**INPUT RECORDS:**
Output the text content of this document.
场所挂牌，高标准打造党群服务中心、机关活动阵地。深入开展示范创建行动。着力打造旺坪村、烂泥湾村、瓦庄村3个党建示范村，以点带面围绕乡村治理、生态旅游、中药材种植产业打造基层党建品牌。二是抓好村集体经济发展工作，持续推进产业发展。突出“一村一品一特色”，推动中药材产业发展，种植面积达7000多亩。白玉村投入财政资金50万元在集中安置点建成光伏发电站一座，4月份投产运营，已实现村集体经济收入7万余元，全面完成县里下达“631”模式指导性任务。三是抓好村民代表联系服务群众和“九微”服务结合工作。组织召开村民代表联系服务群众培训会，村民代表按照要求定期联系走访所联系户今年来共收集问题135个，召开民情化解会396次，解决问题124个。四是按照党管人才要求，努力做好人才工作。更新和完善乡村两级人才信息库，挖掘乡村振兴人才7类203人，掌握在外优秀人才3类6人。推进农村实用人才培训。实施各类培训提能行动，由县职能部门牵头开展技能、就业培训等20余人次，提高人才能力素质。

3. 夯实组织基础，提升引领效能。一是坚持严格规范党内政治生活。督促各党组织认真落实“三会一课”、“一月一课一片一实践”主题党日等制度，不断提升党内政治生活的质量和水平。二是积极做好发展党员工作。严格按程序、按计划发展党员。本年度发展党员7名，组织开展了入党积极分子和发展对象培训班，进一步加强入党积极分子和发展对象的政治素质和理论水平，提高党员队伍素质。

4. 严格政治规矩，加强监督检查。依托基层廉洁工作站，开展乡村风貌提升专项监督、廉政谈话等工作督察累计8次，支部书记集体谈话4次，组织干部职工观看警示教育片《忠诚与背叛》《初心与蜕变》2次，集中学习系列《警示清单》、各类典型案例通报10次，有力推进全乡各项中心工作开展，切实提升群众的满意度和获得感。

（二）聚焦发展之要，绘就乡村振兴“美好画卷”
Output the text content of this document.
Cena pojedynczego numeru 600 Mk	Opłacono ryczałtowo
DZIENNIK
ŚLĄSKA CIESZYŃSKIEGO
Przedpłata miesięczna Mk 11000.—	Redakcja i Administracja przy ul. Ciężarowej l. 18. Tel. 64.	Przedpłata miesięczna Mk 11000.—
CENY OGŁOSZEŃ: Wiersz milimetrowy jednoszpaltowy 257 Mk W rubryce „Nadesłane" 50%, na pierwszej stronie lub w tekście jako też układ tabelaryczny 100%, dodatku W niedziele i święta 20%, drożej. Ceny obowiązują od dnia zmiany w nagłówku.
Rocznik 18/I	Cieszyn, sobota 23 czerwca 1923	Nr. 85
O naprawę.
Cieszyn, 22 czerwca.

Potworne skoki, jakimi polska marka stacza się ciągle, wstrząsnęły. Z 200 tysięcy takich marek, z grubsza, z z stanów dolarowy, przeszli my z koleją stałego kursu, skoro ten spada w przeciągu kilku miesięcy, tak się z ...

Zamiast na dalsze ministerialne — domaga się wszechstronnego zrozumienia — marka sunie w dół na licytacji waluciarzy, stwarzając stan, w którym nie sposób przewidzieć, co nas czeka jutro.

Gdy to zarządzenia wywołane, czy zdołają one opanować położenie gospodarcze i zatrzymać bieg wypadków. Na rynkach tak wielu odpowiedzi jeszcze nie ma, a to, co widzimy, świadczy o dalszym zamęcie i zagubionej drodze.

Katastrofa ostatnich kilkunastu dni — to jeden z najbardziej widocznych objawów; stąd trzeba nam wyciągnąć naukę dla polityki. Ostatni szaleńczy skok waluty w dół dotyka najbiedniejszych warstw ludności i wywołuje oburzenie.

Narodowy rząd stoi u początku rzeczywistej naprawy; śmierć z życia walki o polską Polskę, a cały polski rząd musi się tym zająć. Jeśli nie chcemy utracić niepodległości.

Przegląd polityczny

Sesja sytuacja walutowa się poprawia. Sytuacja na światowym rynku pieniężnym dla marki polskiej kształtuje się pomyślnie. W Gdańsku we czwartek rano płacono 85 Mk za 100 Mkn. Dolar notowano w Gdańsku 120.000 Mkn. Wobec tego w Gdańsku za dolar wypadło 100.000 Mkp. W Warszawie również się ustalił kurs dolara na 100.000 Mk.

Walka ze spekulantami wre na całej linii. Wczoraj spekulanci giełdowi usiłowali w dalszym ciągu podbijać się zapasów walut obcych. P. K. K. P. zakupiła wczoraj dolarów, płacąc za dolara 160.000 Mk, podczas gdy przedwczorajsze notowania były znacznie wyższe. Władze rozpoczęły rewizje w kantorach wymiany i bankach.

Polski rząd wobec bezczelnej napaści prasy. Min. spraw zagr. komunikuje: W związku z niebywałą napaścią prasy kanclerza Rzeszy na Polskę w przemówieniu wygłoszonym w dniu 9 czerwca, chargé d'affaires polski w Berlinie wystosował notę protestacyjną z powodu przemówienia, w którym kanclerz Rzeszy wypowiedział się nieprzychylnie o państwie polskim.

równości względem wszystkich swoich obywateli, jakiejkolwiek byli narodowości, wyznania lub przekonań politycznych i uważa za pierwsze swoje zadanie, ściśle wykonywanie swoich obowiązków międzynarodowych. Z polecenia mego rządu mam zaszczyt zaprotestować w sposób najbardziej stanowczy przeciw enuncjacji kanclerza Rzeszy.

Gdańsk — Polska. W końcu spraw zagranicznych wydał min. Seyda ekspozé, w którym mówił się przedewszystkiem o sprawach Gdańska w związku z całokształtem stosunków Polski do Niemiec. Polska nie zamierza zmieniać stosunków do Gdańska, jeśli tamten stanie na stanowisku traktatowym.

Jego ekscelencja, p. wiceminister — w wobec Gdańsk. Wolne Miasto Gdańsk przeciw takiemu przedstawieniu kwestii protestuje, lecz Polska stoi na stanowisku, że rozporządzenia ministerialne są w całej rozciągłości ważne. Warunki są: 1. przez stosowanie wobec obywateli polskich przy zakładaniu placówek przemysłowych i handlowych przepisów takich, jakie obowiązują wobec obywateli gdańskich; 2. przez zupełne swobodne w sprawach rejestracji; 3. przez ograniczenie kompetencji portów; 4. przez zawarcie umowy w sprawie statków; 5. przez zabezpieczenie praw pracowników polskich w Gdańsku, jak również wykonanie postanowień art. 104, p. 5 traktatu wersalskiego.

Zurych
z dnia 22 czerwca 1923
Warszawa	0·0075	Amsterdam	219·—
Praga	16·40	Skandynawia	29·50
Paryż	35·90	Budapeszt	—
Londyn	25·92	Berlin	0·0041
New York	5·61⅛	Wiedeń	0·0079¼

**AIM OF THE TASK:**
Lines that hold "dnia" are the ones to copy; find all of them.

**RESPONSE TO THIS EXERCISE:**
CENY OGŁOSZEŃ: Wiersz milimetrowy jednoszpaltowy 257 Mk W rubryce „Nadesłane" 50%, na pierwszej stronie lub w tekście jako też układ tabelaryczny 100%, dodatku W niedziele i święta 20%, drożej. Ceny obowiązują od dnia zmiany w nagłówku.
z dnia 22 czerwca 1923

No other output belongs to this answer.